__SET EXERCISE__.
How many lines of the data include the string "copy"? State the number and nothing else.

-- Start DATA LISTING --

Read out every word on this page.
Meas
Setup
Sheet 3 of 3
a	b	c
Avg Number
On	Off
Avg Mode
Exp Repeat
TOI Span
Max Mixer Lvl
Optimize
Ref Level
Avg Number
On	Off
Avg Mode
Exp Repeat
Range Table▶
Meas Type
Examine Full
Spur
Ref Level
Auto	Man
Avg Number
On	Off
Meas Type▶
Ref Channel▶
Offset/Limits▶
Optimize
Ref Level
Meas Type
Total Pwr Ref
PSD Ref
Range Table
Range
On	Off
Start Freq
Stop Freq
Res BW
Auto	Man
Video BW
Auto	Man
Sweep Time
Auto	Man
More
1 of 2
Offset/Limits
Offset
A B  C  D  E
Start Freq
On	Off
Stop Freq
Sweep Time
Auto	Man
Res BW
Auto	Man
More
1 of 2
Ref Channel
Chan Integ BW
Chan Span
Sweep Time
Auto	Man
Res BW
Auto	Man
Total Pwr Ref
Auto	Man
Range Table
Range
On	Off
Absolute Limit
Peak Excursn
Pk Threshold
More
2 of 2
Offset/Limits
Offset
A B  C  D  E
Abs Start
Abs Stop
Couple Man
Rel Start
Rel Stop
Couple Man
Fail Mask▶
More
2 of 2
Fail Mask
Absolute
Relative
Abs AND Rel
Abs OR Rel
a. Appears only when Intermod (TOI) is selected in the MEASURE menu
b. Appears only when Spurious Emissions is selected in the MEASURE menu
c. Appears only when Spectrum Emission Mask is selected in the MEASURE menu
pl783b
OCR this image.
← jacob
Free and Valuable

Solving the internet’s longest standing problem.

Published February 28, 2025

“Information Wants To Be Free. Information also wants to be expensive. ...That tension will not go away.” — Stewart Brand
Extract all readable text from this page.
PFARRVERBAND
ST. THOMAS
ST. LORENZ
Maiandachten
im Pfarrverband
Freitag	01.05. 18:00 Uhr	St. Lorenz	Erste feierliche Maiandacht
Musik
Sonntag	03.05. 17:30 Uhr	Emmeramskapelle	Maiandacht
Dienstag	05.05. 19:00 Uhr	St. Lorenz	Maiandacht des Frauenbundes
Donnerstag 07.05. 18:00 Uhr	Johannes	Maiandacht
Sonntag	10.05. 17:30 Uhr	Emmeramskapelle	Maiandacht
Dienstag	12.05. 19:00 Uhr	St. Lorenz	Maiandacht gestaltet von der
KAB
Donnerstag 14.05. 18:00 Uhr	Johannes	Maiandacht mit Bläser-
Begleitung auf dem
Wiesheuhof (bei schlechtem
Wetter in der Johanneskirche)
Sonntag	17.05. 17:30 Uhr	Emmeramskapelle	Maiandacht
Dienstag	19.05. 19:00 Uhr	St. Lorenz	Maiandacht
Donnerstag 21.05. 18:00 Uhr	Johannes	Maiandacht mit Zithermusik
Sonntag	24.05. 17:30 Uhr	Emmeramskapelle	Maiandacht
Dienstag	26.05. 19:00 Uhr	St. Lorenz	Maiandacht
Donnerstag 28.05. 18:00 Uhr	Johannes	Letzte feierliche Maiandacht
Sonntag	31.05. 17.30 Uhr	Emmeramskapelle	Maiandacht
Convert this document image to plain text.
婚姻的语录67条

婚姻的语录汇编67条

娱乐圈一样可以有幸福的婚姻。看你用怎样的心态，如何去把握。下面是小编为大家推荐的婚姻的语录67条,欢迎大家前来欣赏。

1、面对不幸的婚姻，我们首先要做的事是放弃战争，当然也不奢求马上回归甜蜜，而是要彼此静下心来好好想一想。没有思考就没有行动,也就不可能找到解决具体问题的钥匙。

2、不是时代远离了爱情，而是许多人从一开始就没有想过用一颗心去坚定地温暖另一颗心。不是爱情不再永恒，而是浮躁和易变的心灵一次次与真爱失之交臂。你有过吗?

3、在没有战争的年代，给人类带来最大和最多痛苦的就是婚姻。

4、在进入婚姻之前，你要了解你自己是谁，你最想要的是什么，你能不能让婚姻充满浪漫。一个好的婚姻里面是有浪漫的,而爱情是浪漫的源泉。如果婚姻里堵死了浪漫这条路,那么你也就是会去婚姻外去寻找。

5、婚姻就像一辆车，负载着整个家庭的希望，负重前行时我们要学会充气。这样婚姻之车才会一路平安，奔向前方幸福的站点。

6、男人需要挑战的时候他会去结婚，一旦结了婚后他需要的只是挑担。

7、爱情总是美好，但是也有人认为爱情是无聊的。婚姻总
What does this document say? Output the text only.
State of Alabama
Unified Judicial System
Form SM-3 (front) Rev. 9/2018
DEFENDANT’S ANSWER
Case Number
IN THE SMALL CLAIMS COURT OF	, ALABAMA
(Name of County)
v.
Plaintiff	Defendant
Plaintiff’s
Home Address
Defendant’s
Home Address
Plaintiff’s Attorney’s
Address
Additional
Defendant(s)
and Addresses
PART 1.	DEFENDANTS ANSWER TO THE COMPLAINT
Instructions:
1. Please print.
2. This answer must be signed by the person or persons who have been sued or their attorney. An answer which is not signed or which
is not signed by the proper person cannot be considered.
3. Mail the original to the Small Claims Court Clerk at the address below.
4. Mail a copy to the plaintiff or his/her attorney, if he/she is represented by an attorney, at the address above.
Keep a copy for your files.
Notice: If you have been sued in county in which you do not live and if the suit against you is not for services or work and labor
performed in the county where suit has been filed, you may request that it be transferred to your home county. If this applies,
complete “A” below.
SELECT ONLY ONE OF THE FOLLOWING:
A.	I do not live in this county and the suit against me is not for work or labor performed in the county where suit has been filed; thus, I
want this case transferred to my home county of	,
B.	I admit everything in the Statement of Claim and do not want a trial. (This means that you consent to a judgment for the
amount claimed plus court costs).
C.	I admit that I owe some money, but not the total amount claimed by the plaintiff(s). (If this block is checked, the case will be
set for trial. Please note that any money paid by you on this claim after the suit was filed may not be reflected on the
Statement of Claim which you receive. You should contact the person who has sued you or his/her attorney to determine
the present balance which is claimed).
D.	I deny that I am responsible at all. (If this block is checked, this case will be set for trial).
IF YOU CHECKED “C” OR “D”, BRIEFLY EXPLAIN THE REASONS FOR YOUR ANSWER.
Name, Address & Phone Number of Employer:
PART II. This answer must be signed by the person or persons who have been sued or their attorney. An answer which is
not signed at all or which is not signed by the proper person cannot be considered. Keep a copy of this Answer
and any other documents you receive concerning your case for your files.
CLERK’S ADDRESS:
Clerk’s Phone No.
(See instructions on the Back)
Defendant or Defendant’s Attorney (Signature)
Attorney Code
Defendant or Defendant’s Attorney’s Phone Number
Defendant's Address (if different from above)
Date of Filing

-- End DATA LISTING --

__WRITTEN SOLUTION__.
3